_Set exercise_
Reproduce each record below exactly as written.

— BEGIN Data —

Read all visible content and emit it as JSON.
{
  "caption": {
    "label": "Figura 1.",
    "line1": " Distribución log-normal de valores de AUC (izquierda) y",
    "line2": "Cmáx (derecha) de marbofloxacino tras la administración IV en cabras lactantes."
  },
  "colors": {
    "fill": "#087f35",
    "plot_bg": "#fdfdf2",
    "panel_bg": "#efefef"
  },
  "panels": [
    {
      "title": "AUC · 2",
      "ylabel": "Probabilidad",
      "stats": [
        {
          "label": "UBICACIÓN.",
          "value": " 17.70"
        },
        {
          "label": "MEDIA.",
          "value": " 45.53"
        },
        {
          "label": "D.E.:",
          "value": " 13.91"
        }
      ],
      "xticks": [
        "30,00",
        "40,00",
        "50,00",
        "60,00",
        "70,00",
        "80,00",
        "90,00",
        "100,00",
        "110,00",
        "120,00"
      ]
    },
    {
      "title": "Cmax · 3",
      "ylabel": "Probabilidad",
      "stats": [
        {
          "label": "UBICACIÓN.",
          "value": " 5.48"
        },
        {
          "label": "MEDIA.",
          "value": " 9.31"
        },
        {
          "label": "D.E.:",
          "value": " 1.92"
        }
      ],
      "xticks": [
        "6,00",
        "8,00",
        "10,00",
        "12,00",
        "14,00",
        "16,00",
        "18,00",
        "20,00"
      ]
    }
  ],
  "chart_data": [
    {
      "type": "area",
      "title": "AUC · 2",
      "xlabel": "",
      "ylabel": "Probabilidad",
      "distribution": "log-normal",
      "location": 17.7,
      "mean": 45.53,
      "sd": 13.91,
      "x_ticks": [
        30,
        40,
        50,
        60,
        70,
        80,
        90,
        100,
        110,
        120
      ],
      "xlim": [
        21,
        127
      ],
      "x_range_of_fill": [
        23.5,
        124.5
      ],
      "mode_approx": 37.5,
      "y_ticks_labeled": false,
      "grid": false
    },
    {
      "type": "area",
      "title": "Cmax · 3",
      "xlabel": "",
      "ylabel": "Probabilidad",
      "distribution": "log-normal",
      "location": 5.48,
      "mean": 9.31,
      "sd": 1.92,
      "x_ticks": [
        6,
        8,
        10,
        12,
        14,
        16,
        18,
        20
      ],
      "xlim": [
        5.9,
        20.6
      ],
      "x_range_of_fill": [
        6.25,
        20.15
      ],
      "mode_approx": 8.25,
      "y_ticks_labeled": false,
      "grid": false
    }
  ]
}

— END Data —

_Finished task_
Read all visible content and emit it as JSON.
{
  "caption": {
    "label": "Figura 1.",
    "line1": " Distribución log-normal de valores de AUC (izquierda) y",
    "line2": "Cmáx (derecha) de marbofloxacino tras la administración IV en cabras lactantes."
  },
  "colors": {
    "fill": "#087f35",
    "plot_bg": "#fdfdf2",
    "panel_bg": "#efefef"
  },
  "panels": [
    {
      "title": "AUC · 2",
      "ylabel": "Probabilidad",
      "stats": [
        {
          "label": "UBICACIÓN.",
          "value": " 17.70"
        },
        {
          "label": "MEDIA.",
          "value": " 45.53"
        },
        {
          "label": "D.E.:",
          "value": " 13.91"
        }
      ],
      "xticks": [
        "30,00",
        "40,00",
        "50,00",
        "60,00",
        "70,00",
        "80,00",
        "90,00",
        "100,00",
        "110,00",
        "120,00"
      ]
    },
    {
      "title": "Cmax · 3",
      "ylabel": "Probabilidad",
      "stats": [
        {
          "label": "UBICACIÓN.",
          "value": " 5.48"
        },
        {
          "label": "MEDIA.",
          "value": " 9.31"
        },
        {
          "label": "D.E.:",
          "value": " 1.92"
        }
      ],
      "xticks": [
        "6,00",
        "8,00",
        "10,00",
        "12,00",
        "14,00",
        "16,00",
        "18,00",
        "20,00"
      ]
    }
  ],
  "chart_data": [
    {
      "type": "area",
      "title": "AUC · 2",
      "xlabel": "",
      "ylabel": "Probabilidad",
      "distribution": "log-normal",
      "location": 17.7,
      "mean": 45.53,
      "sd": 13.91,
      "x_ticks": [
        30,
        40,
        50,
        60,
        70,
        80,
        90,
        100,
        110,
        120
      ],
      "xlim": [
        21,
        127
      ],
      "x_range_of_fill": [
        23.5,
        124.5
      ],
      "mode_approx": 37.5,
      "y_ticks_labeled": false,
      "grid": false
    },
    {
      "type": "area",
      "title": "Cmax · 3",
      "xlabel": "",
      "ylabel": "Probabilidad",
      "distribution": "log-normal",
      "location": 5.48,
      "mean": 9.31,
      "sd": 1.92,
      "x_ticks": [
        6,
        8,
        10,
        12,
        14,
        16,
        18,
        20
      ],
      "xlim": [
        5.9,
        20.6
      ],
      "x_range_of_fill": [
        6.25,
        20.15
      ],
      "mode_approx": 8.25,
      "y_ticks_labeled": false,
      "grid": false
    }
  ]
}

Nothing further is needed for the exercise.